Write out the material exactly, without any of its pictures.
------------
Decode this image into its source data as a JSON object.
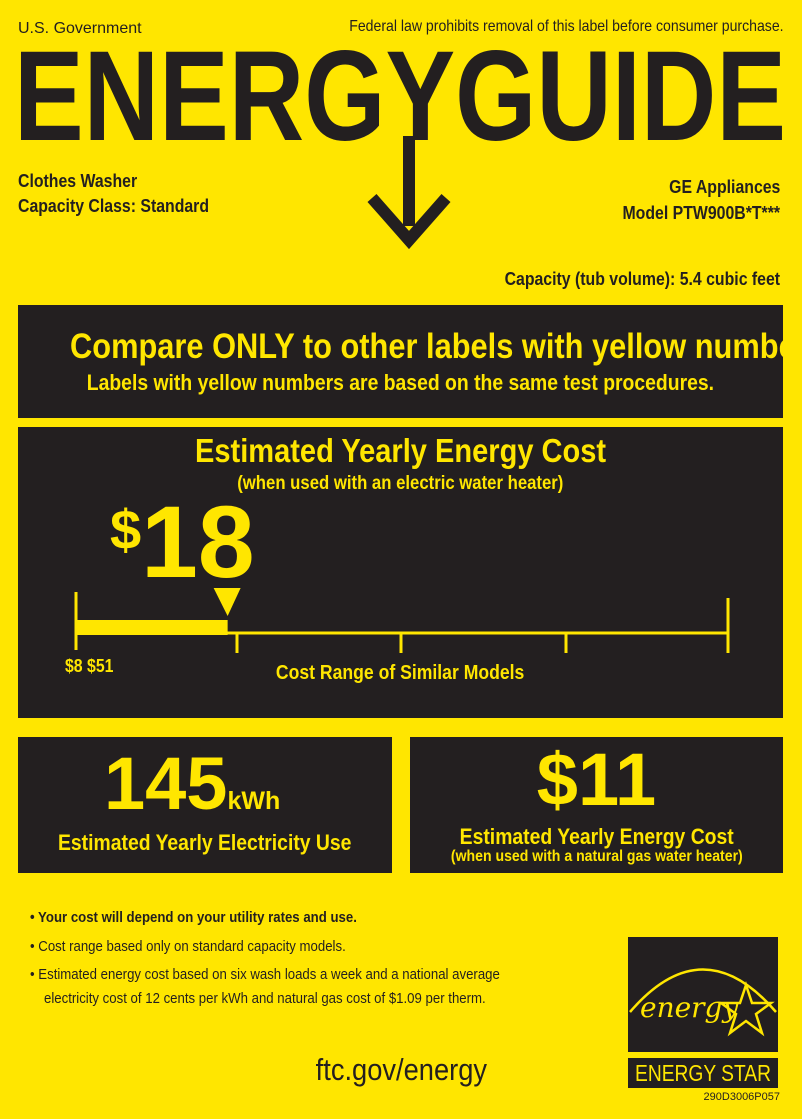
{
  "header": {
    "issuer": "U.S. Government",
    "notice": "Federal law prohibits removal of this label before consumer purchase.",
    "title": "ENERGYGUIDE"
  },
  "product": {
    "type": "Clothes Washer",
    "capacity_class": "Capacity Class: Standard",
    "brand": "GE Appliances",
    "model": "Model PTW900B*T***",
    "capacity": "Capacity (tub volume): 5.4 cubic feet"
  },
  "compare": {
    "line1": "Compare ONLY to other labels with yellow numbers.",
    "line2": "Labels with yellow numbers are based on the same test procedures."
  },
  "main_cost": {
    "title": "Estimated Yearly Energy Cost",
    "subtitle": "(when used with an electric water heater)",
    "currency": "$",
    "value": "18",
    "range_min": "$8",
    "range_max": "$51",
    "range_label": "Cost Range of Similar Models",
    "range_min_value": 8,
    "range_max_value": 51,
    "marker_value": 18
  },
  "electricity": {
    "value": "145",
    "unit": "kWh",
    "label": "Estimated Yearly Electricity Use"
  },
  "gas_cost": {
    "currency": "$",
    "value": "11",
    "label": "Estimated Yearly Energy Cost",
    "sublabel": "(when used with a natural gas water heater)"
  },
  "notes": [
    "Your cost will depend on your utility rates and use.",
    "Cost range based only on standard capacity models.",
    "Estimated energy cost based on six wash loads a week and a national average",
    "electricity cost of 12 cents per kWh and natural gas cost of $1.09 per therm."
  ],
  "footer": {
    "url": "ftc.gov/energy",
    "energy_star_script": "energy",
    "energy_star_label": "ENERGY STAR",
    "code": "290D3006P057"
  },
  "colors": {
    "yellow": "#FFE600",
    "dark": "#231f20"
  }
}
------------
▶ Exercise output:
Decode this image into its source data as a JSON object.
{
  "header": {
    "issuer": "U.S. Government",
    "notice": "Federal law prohibits removal of this label before consumer purchase.",
    "title": "ENERGYGUIDE"
  },
  "product": {
    "type": "Clothes Washer",
    "capacity_class": "Capacity Class: Standard",
    "brand": "GE Appliances",
    "model": "Model PTW900B*T***",
    "capacity": "Capacity (tub volume): 5.4 cubic feet"
  },
  "compare": {
    "line1": "Compare ONLY to other labels with yellow numbers.",
    "line2": "Labels with yellow numbers are based on the same test procedures."
  },
  "main_cost": {
    "title": "Estimated Yearly Energy Cost",
    "subtitle": "(when used with an electric water heater)",
    "currency": "$",
    "value": "18",
    "range_min": "$8",
    "range_max": "$51",
    "range_label": "Cost Range of Similar Models",
    "range_min_value": 8,
    "range_max_value": 51,
    "marker_value": 18
  },
  "electricity": {
    "value": "145",
    "unit": "kWh",
    "label": "Estimated Yearly Electricity Use"
  },
  "gas_cost": {
    "currency": "$",
    "value": "11",
    "label": "Estimated Yearly Energy Cost",
    "sublabel": "(when used with a natural gas water heater)"
  },
  "notes": [
    "Your cost will depend on your utility rates and use.",
    "Cost range based only on standard capacity models.",
    "Estimated energy cost based on six wash loads a week and a national average",
    "electricity cost of 12 cents per kWh and natural gas cost of $1.09 per therm."
  ],
  "footer": {
    "url": "ftc.gov/energy",
    "energy_star_script": "energy",
    "energy_star_label": "ENERGY STAR",
    "code": "290D3006P057"
  },
  "colors": {
    "yellow": "#FFE600",
    "dark": "#231f20"
  }
}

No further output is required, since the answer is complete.